WHAT IS NEEDED
Report the number of lines that hold the string "title". Leave out any other text.

(Stored data)
►

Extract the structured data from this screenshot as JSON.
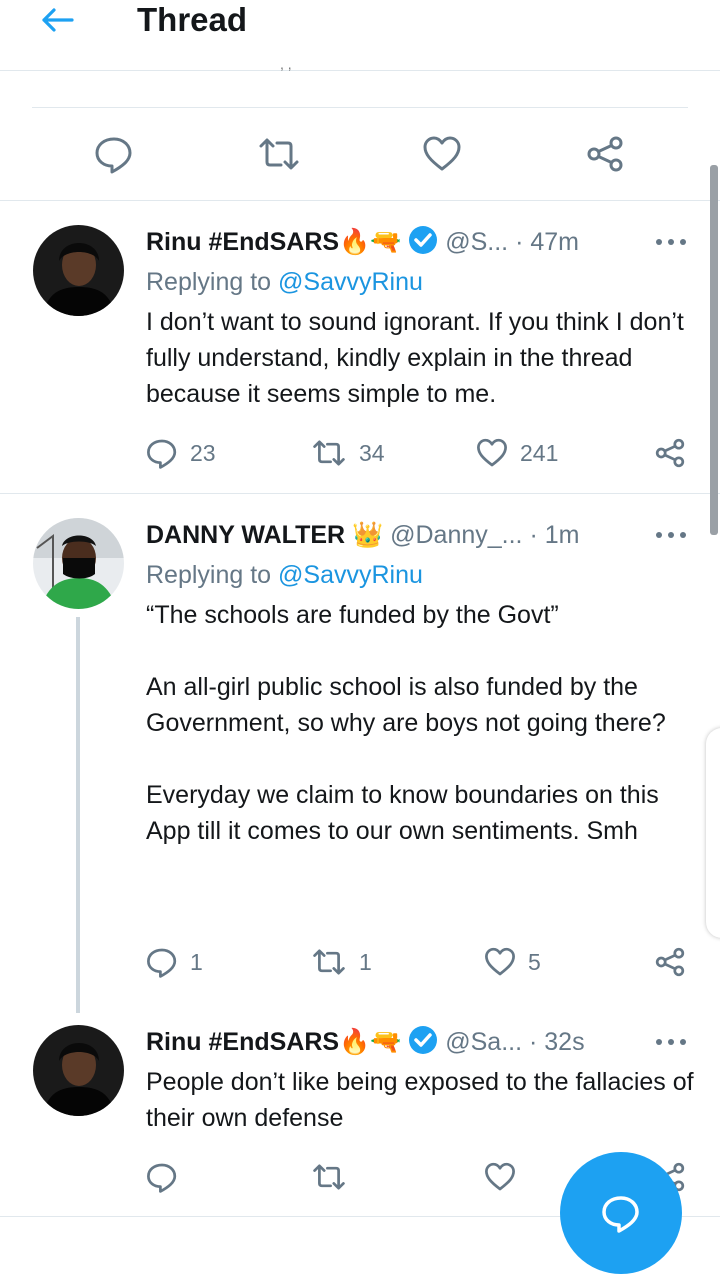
{
  "header": {
    "title": "Thread",
    "back_icon": "arrow-left-icon",
    "truncated_text": ",             ,"
  },
  "main_actions": {
    "icons": [
      "reply-icon",
      "retweet-icon",
      "like-icon",
      "share-icon"
    ]
  },
  "tweets": [
    {
      "name": "Rinu #EndSARS🔥🔫",
      "handle": "@S...",
      "time": "· 47m",
      "replying_prefix": "Replying to ",
      "replying_to": "@SavvyRinu",
      "body": "I don’t want to sound ignorant. If you think I don’t fully understand, kindly explain in the thread because it seems simple to me.",
      "replies": "23",
      "retweets": "34",
      "likes": "241"
    },
    {
      "name": "DANNY WALTER 👑",
      "handle": "@Danny_...",
      "time": "· 1m",
      "replying_prefix": "Replying to ",
      "replying_to": "@SavvyRinu",
      "body": "“The schools are funded by the Govt”\n\nAn all-girl public school is also funded by the Government, so why are boys not going there?\n\nEveryday we claim to know boundaries on this App till it comes to our own sentiments. Smh",
      "replies": "1",
      "retweets": "1",
      "likes": "5"
    },
    {
      "name": "Rinu #EndSARS🔥🔫",
      "handle": "@Sa...",
      "time": "· 32s",
      "body": "People don’t like being exposed to the fallacies of their own defense",
      "replies": "",
      "retweets": "",
      "likes": ""
    }
  ],
  "colors": {
    "accent": "#1da1f2",
    "muted": "#657786",
    "text": "#14171a",
    "divider": "#e1e8ed"
  }
}
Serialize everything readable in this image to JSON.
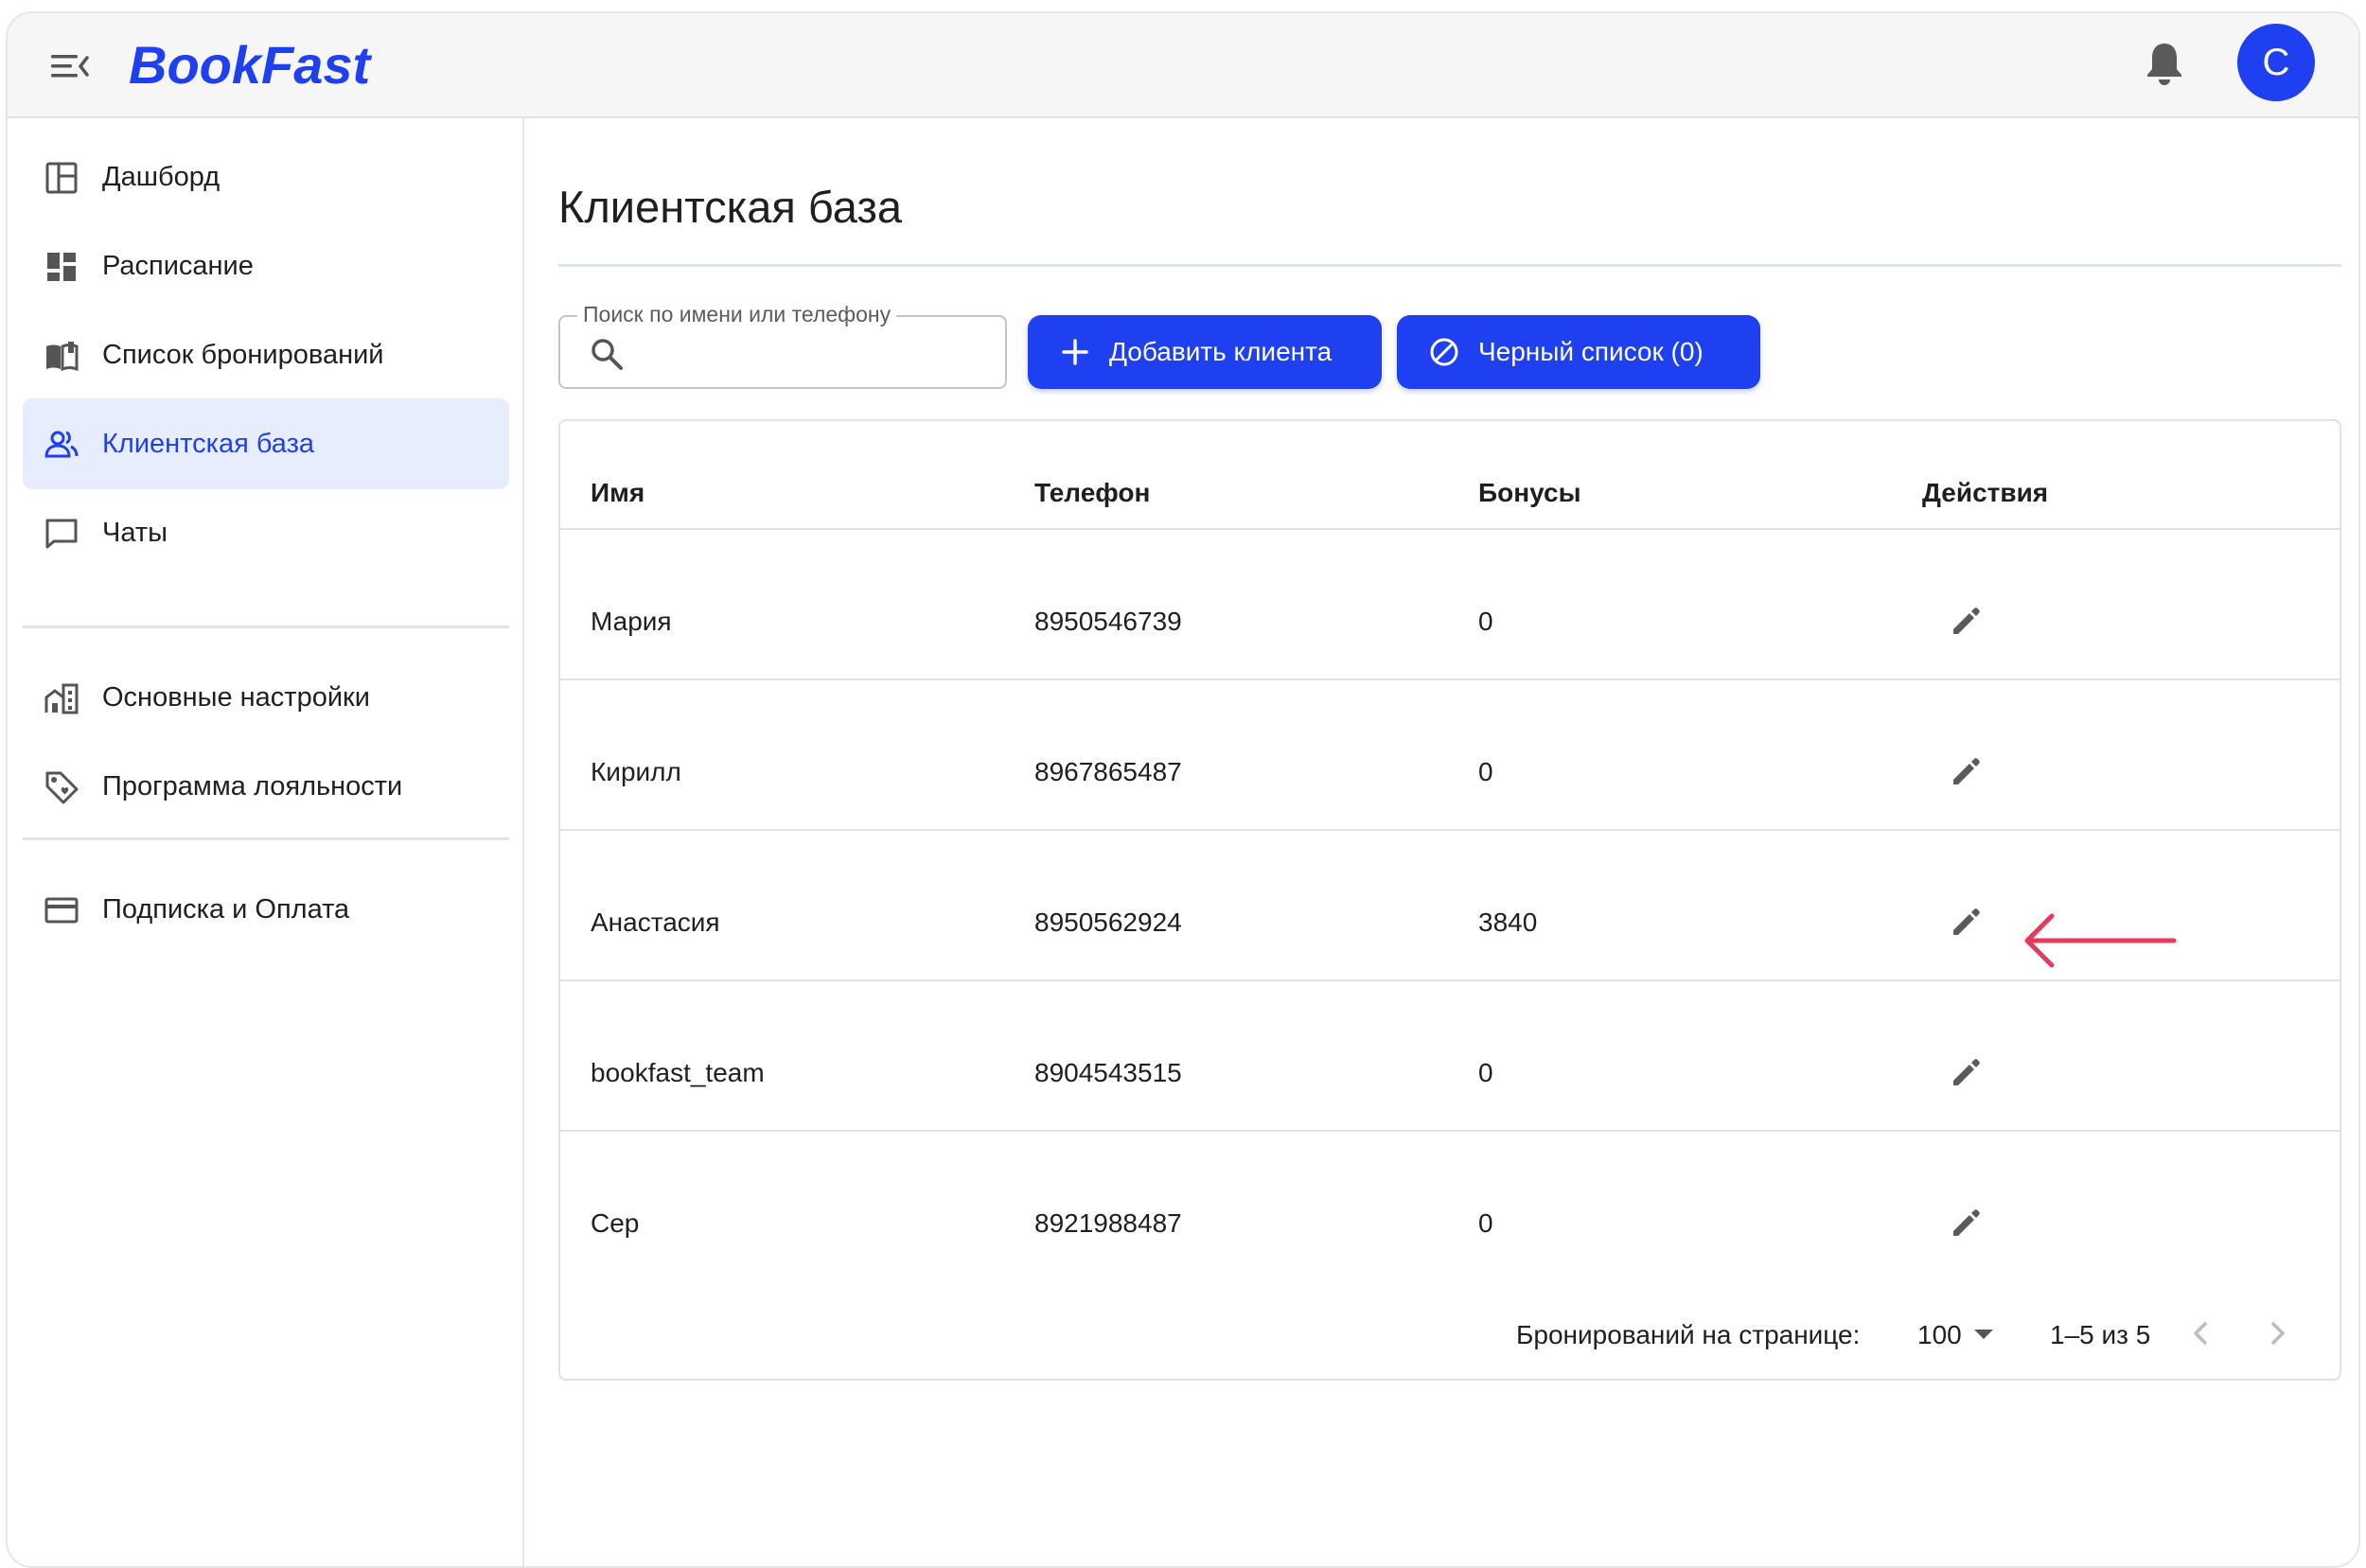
{
  "header": {
    "logo_text": "BookFast",
    "avatar_letter": "C",
    "brand_color": "#1e40f0"
  },
  "sidebar": {
    "items": [
      {
        "label": "Дашборд",
        "icon": "dashboard-layout-icon"
      },
      {
        "label": "Расписание",
        "icon": "schedule-grid-icon"
      },
      {
        "label": "Список бронирований",
        "icon": "book-icon"
      },
      {
        "label": "Клиентская база",
        "icon": "users-icon",
        "active": true
      },
      {
        "label": "Чаты",
        "icon": "chat-icon"
      },
      {
        "label": "Основные настройки",
        "icon": "building-icon"
      },
      {
        "label": "Программа лояльности",
        "icon": "tag-icon"
      },
      {
        "label": "Подписка и Оплата",
        "icon": "credit-card-icon"
      }
    ]
  },
  "main": {
    "title": "Клиентская база",
    "search": {
      "label": "Поиск по имени или телефону",
      "value": ""
    },
    "add_button": "Добавить клиента",
    "blacklist_button": "Черный список (0)",
    "table": {
      "headers": [
        "Имя",
        "Телефон",
        "Бонусы",
        "Действия"
      ],
      "rows": [
        {
          "name": "Мария",
          "phone": "8950546739",
          "bonus": "0"
        },
        {
          "name": "Кирилл",
          "phone": "8967865487",
          "bonus": "0"
        },
        {
          "name": "Анастасия",
          "phone": "8950562924",
          "bonus": "3840"
        },
        {
          "name": "bookfast_team",
          "phone": "8904543515",
          "bonus": "0"
        },
        {
          "name": "Сер",
          "phone": "8921988487",
          "bonus": "0"
        }
      ]
    },
    "pagination": {
      "rows_per_page_label": "Бронирований на странице:",
      "rows_per_page_value": "100",
      "range_text": "1–5 из 5"
    },
    "annotation_color": "#e83a5c"
  }
}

◄

ANSWER TO THE EXERCISE
2